### Supplied material:
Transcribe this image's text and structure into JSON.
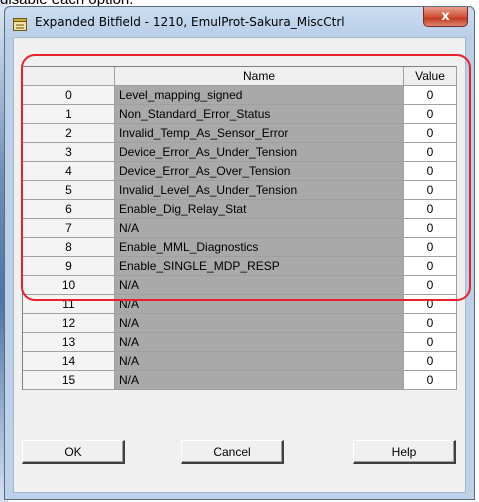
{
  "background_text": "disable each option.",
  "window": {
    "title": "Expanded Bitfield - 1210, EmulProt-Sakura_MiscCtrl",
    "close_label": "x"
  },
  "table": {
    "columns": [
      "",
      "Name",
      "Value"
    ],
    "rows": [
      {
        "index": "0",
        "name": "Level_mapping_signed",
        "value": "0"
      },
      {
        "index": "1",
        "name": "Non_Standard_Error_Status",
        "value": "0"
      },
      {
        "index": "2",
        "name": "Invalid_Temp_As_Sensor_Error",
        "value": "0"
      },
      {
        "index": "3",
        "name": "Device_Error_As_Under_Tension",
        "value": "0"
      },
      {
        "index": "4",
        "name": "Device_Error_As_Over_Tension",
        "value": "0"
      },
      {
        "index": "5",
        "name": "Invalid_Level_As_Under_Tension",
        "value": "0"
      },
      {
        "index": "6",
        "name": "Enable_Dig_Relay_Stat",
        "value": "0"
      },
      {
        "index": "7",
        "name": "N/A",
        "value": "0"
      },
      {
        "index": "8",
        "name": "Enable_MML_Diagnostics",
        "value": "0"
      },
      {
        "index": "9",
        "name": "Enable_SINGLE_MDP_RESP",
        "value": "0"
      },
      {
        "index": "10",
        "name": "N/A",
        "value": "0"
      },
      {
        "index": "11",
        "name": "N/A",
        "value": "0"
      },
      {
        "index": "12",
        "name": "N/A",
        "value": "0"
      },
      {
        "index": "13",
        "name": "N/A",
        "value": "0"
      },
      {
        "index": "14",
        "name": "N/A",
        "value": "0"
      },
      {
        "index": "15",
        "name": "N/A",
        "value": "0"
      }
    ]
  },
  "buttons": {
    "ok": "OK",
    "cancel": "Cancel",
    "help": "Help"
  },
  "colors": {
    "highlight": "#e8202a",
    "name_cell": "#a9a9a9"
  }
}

* * *

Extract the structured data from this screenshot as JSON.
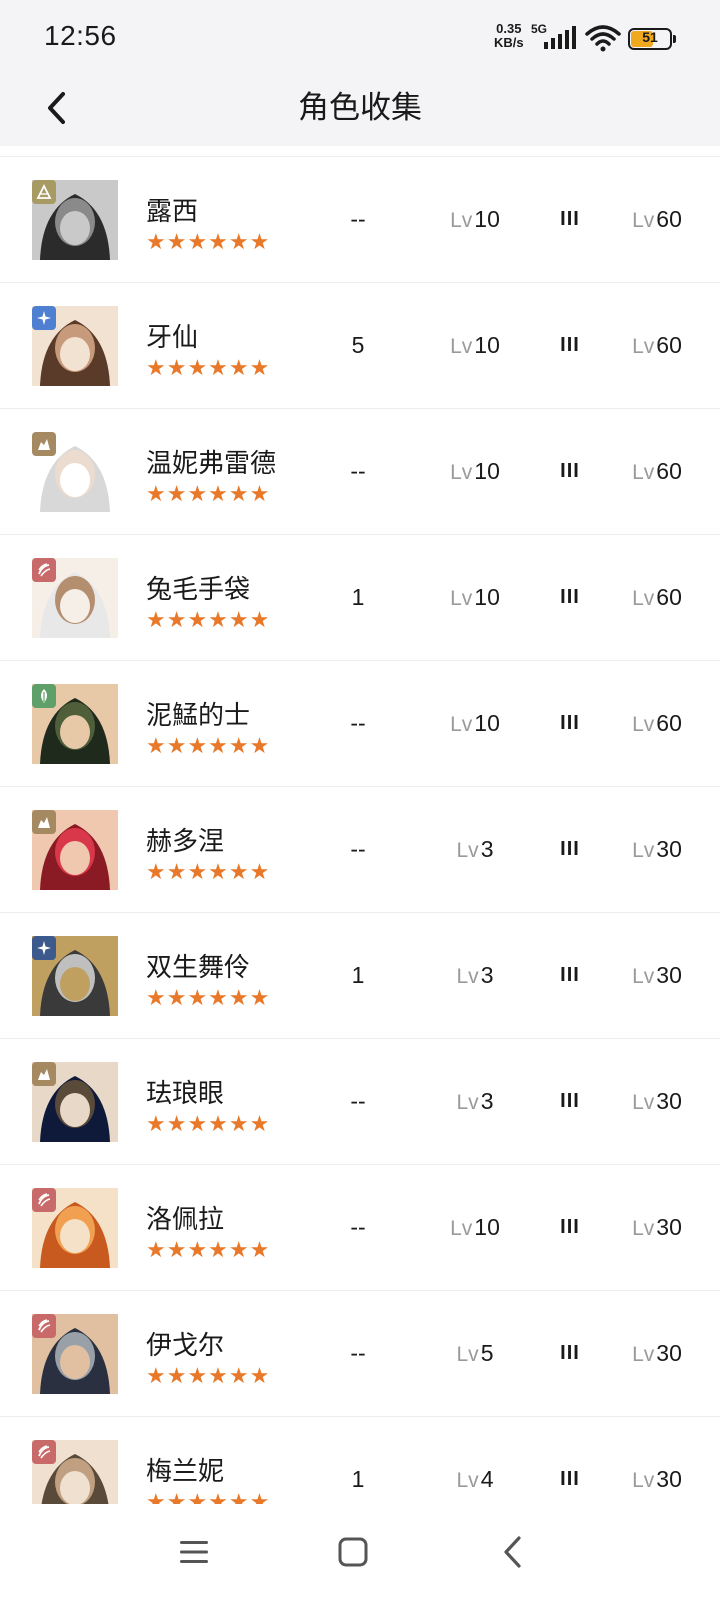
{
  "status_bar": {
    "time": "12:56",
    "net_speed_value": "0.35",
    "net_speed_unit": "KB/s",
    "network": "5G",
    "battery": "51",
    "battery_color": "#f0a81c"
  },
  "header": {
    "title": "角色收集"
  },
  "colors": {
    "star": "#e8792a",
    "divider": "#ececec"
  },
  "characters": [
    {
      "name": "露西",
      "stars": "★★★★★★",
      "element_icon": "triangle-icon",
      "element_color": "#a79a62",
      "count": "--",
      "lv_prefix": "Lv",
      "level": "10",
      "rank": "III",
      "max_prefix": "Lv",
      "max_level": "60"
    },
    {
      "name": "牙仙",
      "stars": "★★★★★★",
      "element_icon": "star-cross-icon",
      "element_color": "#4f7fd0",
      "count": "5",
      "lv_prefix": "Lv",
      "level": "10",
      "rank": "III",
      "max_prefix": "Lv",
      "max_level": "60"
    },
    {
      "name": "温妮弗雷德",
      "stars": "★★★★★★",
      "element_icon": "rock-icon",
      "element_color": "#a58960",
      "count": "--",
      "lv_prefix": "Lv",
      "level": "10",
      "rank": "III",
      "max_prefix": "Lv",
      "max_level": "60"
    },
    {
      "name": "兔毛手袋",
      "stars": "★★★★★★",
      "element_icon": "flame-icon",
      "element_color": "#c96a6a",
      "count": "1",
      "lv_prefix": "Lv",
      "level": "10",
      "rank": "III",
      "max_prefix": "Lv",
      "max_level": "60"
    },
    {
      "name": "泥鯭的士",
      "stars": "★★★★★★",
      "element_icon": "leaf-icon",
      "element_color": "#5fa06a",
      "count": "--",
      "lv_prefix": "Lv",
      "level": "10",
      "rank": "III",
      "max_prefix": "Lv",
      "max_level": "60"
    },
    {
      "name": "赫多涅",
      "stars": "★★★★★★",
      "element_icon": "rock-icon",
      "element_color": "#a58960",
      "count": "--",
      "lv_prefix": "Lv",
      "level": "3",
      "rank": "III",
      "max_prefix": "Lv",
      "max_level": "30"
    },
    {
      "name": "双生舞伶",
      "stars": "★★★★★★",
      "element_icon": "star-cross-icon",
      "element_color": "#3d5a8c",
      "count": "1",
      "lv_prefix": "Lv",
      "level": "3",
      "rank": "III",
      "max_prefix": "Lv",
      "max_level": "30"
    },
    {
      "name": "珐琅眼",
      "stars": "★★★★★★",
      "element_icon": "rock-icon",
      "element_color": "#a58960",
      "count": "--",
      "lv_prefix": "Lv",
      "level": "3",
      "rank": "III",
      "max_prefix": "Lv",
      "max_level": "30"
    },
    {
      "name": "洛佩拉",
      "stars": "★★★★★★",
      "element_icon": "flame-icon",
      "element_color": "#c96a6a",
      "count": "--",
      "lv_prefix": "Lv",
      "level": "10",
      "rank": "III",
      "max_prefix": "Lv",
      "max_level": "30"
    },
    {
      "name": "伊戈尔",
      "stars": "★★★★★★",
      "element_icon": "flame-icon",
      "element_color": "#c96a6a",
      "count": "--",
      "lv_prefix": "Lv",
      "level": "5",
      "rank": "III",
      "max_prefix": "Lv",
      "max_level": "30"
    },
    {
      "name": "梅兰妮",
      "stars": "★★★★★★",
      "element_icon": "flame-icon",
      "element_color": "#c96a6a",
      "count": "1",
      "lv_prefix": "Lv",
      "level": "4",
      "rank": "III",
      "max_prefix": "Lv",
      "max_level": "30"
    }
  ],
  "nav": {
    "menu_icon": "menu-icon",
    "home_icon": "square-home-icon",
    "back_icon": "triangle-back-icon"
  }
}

---

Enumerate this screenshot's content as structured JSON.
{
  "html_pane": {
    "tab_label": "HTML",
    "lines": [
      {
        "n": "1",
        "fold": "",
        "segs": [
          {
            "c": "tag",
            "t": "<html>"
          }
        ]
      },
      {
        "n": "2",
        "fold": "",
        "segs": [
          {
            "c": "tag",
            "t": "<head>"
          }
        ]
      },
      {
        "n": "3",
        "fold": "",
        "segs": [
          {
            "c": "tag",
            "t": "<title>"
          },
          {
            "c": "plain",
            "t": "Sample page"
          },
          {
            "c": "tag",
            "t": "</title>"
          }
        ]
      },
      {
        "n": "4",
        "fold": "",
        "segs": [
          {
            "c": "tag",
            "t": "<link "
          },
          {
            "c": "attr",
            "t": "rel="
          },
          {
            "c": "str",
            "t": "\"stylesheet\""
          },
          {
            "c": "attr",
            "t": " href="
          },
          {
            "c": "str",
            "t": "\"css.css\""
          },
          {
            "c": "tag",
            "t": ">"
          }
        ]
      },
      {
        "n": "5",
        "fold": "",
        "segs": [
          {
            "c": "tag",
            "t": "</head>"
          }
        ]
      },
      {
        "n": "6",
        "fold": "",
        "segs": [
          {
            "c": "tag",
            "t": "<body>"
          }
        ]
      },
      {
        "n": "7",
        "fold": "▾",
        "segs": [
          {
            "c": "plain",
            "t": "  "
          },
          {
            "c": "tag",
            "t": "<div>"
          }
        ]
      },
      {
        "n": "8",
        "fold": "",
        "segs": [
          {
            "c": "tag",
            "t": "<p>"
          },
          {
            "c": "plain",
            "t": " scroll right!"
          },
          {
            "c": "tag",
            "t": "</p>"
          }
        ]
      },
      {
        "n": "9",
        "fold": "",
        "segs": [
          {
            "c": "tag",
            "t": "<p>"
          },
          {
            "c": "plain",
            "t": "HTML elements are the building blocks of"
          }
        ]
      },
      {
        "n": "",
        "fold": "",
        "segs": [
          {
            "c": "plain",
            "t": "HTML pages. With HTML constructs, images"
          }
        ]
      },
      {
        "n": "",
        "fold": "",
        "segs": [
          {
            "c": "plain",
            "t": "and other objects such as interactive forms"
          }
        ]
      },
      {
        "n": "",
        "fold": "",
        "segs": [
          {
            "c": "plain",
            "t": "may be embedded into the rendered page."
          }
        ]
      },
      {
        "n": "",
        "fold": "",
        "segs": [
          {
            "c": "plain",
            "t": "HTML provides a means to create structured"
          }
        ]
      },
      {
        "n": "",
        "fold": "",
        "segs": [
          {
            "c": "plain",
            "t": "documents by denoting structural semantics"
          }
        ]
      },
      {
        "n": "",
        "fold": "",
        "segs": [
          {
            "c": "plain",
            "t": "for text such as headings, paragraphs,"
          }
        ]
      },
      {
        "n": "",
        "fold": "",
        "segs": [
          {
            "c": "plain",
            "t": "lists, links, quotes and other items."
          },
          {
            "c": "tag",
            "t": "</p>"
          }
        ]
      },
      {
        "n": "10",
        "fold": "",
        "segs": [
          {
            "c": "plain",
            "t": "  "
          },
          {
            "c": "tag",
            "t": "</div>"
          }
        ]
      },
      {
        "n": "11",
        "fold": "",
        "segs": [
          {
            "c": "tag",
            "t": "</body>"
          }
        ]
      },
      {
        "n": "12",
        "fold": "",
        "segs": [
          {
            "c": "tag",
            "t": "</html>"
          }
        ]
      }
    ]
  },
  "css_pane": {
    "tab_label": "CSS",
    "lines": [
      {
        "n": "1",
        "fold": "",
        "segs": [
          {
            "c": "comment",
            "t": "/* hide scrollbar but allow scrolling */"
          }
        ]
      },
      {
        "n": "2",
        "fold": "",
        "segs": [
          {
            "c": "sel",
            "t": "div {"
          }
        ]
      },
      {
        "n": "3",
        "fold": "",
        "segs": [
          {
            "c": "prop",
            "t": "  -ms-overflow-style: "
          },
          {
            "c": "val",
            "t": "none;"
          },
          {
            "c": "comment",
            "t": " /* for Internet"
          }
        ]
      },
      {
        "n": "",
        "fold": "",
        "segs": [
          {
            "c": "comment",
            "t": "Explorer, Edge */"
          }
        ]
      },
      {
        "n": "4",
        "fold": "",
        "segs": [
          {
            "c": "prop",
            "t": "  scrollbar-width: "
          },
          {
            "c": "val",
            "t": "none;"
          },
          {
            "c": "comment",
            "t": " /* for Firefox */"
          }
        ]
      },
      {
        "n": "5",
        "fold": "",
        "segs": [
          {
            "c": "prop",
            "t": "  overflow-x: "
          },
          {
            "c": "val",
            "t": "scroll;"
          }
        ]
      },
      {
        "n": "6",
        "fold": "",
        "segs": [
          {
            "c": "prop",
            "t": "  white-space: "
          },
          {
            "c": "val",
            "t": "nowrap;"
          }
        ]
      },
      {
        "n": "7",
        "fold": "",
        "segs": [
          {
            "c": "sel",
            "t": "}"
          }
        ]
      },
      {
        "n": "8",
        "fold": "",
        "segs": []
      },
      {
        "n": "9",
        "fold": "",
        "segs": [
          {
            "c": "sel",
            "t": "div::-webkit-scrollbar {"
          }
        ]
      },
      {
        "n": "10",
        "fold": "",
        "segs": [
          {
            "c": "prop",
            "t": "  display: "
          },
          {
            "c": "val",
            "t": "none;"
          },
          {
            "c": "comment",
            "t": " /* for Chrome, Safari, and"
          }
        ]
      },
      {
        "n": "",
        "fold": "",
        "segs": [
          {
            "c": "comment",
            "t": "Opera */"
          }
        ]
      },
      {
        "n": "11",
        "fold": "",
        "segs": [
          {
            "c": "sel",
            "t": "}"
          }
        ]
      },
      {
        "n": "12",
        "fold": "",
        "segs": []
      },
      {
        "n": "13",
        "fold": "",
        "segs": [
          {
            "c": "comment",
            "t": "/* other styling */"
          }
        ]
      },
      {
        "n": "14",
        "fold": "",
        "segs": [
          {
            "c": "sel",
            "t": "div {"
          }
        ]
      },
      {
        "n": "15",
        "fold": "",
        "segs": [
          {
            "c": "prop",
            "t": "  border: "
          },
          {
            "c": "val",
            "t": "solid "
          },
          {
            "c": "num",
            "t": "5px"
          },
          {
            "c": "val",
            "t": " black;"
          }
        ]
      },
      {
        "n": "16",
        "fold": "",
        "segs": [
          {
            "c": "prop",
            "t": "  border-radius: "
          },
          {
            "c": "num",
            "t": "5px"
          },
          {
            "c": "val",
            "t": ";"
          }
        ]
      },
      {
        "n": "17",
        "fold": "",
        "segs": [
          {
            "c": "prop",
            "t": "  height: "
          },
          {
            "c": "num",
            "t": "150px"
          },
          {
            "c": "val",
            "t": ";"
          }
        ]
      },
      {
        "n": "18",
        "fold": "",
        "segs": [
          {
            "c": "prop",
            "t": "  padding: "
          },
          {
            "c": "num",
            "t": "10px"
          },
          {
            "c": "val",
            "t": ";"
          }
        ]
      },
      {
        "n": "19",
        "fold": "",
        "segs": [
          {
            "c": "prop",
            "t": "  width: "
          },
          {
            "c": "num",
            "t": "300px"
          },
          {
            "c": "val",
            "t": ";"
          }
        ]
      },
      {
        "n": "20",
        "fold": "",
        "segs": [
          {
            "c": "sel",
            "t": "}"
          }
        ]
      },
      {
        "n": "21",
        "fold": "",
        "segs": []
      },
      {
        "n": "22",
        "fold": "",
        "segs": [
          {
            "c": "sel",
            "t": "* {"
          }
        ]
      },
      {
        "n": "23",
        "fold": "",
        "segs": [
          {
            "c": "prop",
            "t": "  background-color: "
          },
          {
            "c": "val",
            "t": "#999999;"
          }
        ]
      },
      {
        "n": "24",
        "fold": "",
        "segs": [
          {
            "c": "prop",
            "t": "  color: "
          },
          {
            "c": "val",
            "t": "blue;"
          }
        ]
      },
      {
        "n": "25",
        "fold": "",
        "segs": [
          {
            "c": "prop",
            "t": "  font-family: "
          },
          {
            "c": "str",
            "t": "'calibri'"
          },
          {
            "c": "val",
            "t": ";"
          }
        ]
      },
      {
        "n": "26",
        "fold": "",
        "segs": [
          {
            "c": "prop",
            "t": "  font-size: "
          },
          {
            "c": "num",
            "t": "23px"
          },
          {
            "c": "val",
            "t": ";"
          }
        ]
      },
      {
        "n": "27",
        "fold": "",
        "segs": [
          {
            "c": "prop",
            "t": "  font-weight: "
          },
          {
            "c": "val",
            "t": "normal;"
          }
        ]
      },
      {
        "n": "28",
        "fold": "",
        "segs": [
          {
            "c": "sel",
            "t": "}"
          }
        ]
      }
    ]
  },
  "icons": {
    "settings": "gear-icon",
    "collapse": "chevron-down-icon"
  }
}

### Given instruction:
Identify the lines in the entries that hold "this" and return each one.

### Complete answer:
Transcribe this image's text and structure into JSON.
Extract the structured data from this screenshot as JSON.
Enumerate this screenshot's content as structured JSON.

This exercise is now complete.